### Work required
Transcribe the entries below exactly; leave every image out.

### Input data
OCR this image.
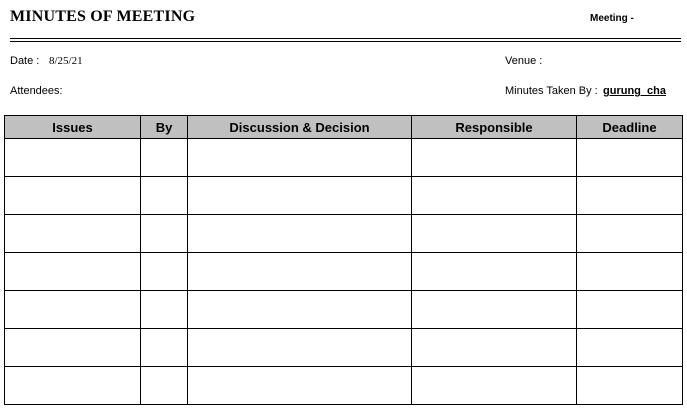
MINUTES OF MEETING	Meeting -
Date : 8/25/21	Venue :
Attendees:	Minutes Taken By : gurung_cha
Issues	By	Discussion & Decision	Responsible	Deadline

### Solution
OCR this image.
MINUTES OF MEETING	Meeting -
Date : 8/25/21	Venue :
Attendees:	Minutes Taken By : gurung_cha
Issues	By	Discussion & Decision	Responsible	Deadline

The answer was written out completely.